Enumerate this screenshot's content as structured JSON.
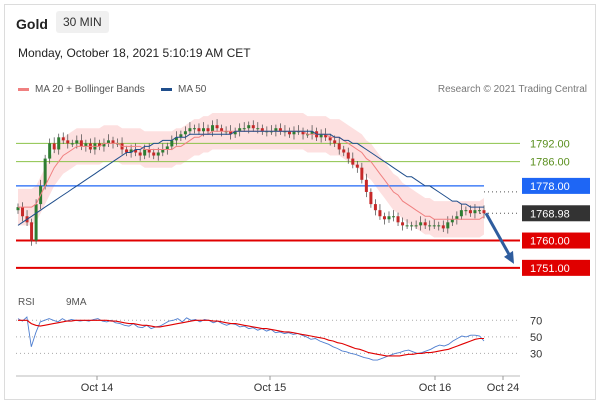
{
  "header": {
    "instrument": "Gold",
    "timeframe": "30 MIN",
    "datetime": "Monday, October 18, 2021 5:10:19 AM CET",
    "credit": "Research © 2021 Trading Central"
  },
  "colors": {
    "ma20": "#f08080",
    "ma50": "#1f4e8c",
    "band": "#fde0e0",
    "candle_up": "#2e7d32",
    "candle_down": "#c62828",
    "resistance": "#8bc34a",
    "pivot": "#1e66f5",
    "support": "#e00000",
    "current": "#333333",
    "arrow": "#2f5d9e",
    "rsi": "#4f7fd0",
    "rsi_ma": "#e00000"
  },
  "legend": {
    "ma20_label": "MA 20 + Bollinger Bands",
    "ma50_label": "MA 50",
    "rsi_label": "RSI",
    "rsi_ma_label": "9MA"
  },
  "chart_data": [
    {
      "type": "candlestick",
      "title": "Gold",
      "ylim": [
        1747,
        1803
      ],
      "x_tick_labels": [
        "Oct 14",
        "Oct 15",
        "Oct 16",
        "Oct 24"
      ],
      "levels": [
        {
          "value": 1792.0,
          "label": "1792.00",
          "kind": "resistance"
        },
        {
          "value": 1786.0,
          "label": "1786.00",
          "kind": "resistance"
        },
        {
          "value": 1778.0,
          "label": "1778.00",
          "kind": "pivot"
        },
        {
          "value": 1768.98,
          "label": "1768.98",
          "kind": "current"
        },
        {
          "value": 1760.0,
          "label": "1760.00",
          "kind": "support"
        },
        {
          "value": 1751.0,
          "label": "1751.00",
          "kind": "support"
        }
      ],
      "closes": [
        1771,
        1768,
        1766,
        1760,
        1772,
        1778,
        1787,
        1792,
        1790,
        1794,
        1793,
        1792,
        1792,
        1793,
        1791,
        1792,
        1790,
        1792,
        1791,
        1792,
        1793,
        1792,
        1792,
        1790,
        1789,
        1790,
        1789,
        1788,
        1790,
        1789,
        1788,
        1789,
        1790,
        1791,
        1793,
        1794,
        1795,
        1796,
        1797,
        1797,
        1796,
        1797,
        1796,
        1798,
        1797,
        1796,
        1796,
        1795,
        1796,
        1797,
        1797,
        1798,
        1797,
        1797,
        1796,
        1796,
        1796,
        1797,
        1796,
        1796,
        1795,
        1796,
        1796,
        1795,
        1795,
        1796,
        1794,
        1795,
        1794,
        1793,
        1792,
        1790,
        1789,
        1787,
        1785,
        1784,
        1780,
        1776,
        1772,
        1770,
        1768,
        1767,
        1768,
        1768,
        1766,
        1765,
        1765,
        1765,
        1765,
        1766,
        1765,
        1765,
        1765,
        1765,
        1764,
        1766,
        1767,
        1768,
        1770,
        1770,
        1769,
        1770,
        1770,
        1769
      ],
      "ma20": [
        1771,
        1771,
        1771,
        1771,
        1772,
        1775,
        1778,
        1781,
        1784,
        1786,
        1788,
        1789,
        1790,
        1791,
        1791,
        1791,
        1791,
        1791,
        1791,
        1792,
        1792,
        1792,
        1792,
        1791,
        1791,
        1791,
        1791,
        1791,
        1790,
        1790,
        1790,
        1790,
        1790,
        1790,
        1790,
        1791,
        1791,
        1792,
        1793,
        1794,
        1794,
        1795,
        1795,
        1796,
        1796,
        1796,
        1796,
        1796,
        1796,
        1796,
        1796,
        1796,
        1796,
        1796,
        1796,
        1796,
        1796,
        1796,
        1796,
        1796,
        1796,
        1796,
        1796,
        1796,
        1795,
        1795,
        1795,
        1795,
        1795,
        1794,
        1794,
        1794,
        1793,
        1792,
        1791,
        1790,
        1789,
        1787,
        1786,
        1784,
        1782,
        1780,
        1778,
        1776,
        1775,
        1773,
        1772,
        1771,
        1770,
        1769,
        1768,
        1768,
        1767,
        1767,
        1767,
        1767,
        1767,
        1767,
        1767,
        1767,
        1767,
        1767,
        1767,
        1768
      ],
      "ma50": [
        1765,
        1766,
        1767,
        1768,
        1769,
        1770,
        1771,
        1772,
        1773,
        1774,
        1775,
        1776,
        1777,
        1778,
        1779,
        1780,
        1781,
        1782,
        1783,
        1784,
        1785,
        1786,
        1787,
        1788,
        1789,
        1789,
        1790,
        1790,
        1791,
        1791,
        1792,
        1792,
        1793,
        1793,
        1793,
        1794,
        1794,
        1794,
        1795,
        1795,
        1795,
        1795,
        1795,
        1795,
        1795,
        1795,
        1795,
        1795,
        1796,
        1796,
        1796,
        1796,
        1796,
        1796,
        1796,
        1796,
        1796,
        1796,
        1796,
        1796,
        1796,
        1796,
        1796,
        1796,
        1796,
        1796,
        1795,
        1795,
        1795,
        1795,
        1794,
        1794,
        1793,
        1793,
        1792,
        1792,
        1791,
        1790,
        1789,
        1788,
        1787,
        1786,
        1785,
        1784,
        1783,
        1782,
        1781,
        1781,
        1780,
        1779,
        1778,
        1778,
        1777,
        1776,
        1775,
        1774,
        1773,
        1773,
        1772,
        1772,
        1771,
        1771,
        1771,
        1771
      ],
      "band_width": 6
    },
    {
      "type": "line",
      "title": "RSI",
      "ylim": [
        10,
        80
      ],
      "y_tick_labels": [
        "70",
        "50",
        "30"
      ],
      "y_ticks": [
        70,
        50,
        30
      ],
      "series": [
        {
          "name": "RSI",
          "values": [
            72,
            69,
            74,
            38,
            55,
            68,
            70,
            72,
            70,
            68,
            72,
            69,
            71,
            70,
            69,
            70,
            69,
            71,
            72,
            69,
            68,
            70,
            67,
            66,
            64,
            63,
            66,
            62,
            61,
            64,
            60,
            62,
            63,
            66,
            69,
            70,
            72,
            68,
            73,
            70,
            71,
            68,
            71,
            70,
            67,
            69,
            66,
            64,
            66,
            65,
            62,
            63,
            60,
            61,
            58,
            60,
            57,
            59,
            55,
            56,
            54,
            55,
            53,
            54,
            52,
            50,
            47,
            48,
            45,
            43,
            41,
            38,
            36,
            33,
            32,
            30,
            29,
            27,
            25,
            24,
            22,
            22,
            24,
            26,
            28,
            30,
            31,
            33,
            34,
            32,
            30,
            31,
            33,
            35,
            38,
            40,
            39,
            41,
            45,
            48,
            51,
            50,
            52,
            52,
            51,
            45
          ]
        },
        {
          "name": "9MA",
          "values": [
            70,
            70,
            70,
            66,
            64,
            63,
            64,
            65,
            66,
            67,
            68,
            69,
            69,
            70,
            70,
            70,
            70,
            70,
            70,
            70,
            70,
            69,
            69,
            68,
            67,
            66,
            66,
            65,
            64,
            64,
            63,
            62,
            62,
            63,
            64,
            65,
            66,
            67,
            68,
            69,
            70,
            70,
            70,
            70,
            69,
            69,
            68,
            67,
            66,
            66,
            65,
            64,
            63,
            62,
            61,
            60,
            60,
            59,
            58,
            57,
            56,
            56,
            55,
            54,
            53,
            52,
            51,
            50,
            49,
            48,
            46,
            45,
            43,
            42,
            40,
            38,
            36,
            35,
            33,
            31,
            30,
            29,
            28,
            27,
            27,
            27,
            27,
            28,
            29,
            29,
            30,
            30,
            31,
            31,
            32,
            33,
            34,
            35,
            37,
            39,
            41,
            43,
            45,
            47,
            48,
            48
          ]
        }
      ]
    }
  ]
}
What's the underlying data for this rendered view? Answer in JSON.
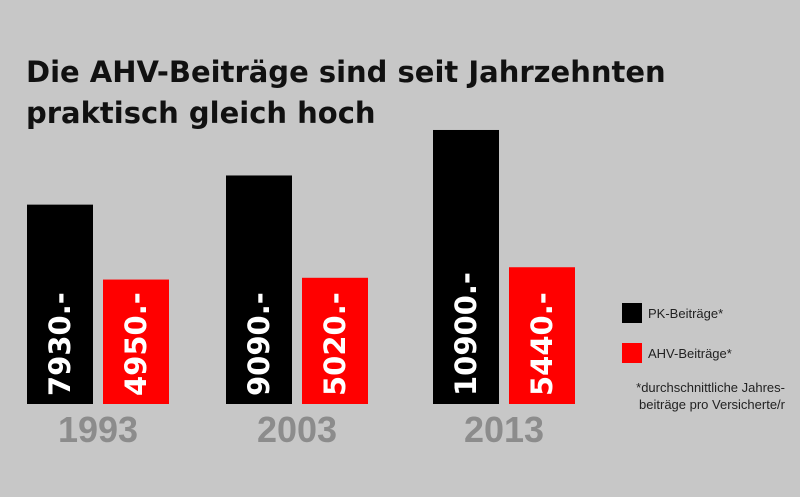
--------------------------------------------------
Goal: Copy out each line of the records where the string "this" appears.

Written answer:
Enumerate this screenshot's content as structured JSON.
What's the underlying data for this rendered view? Answer in JSON.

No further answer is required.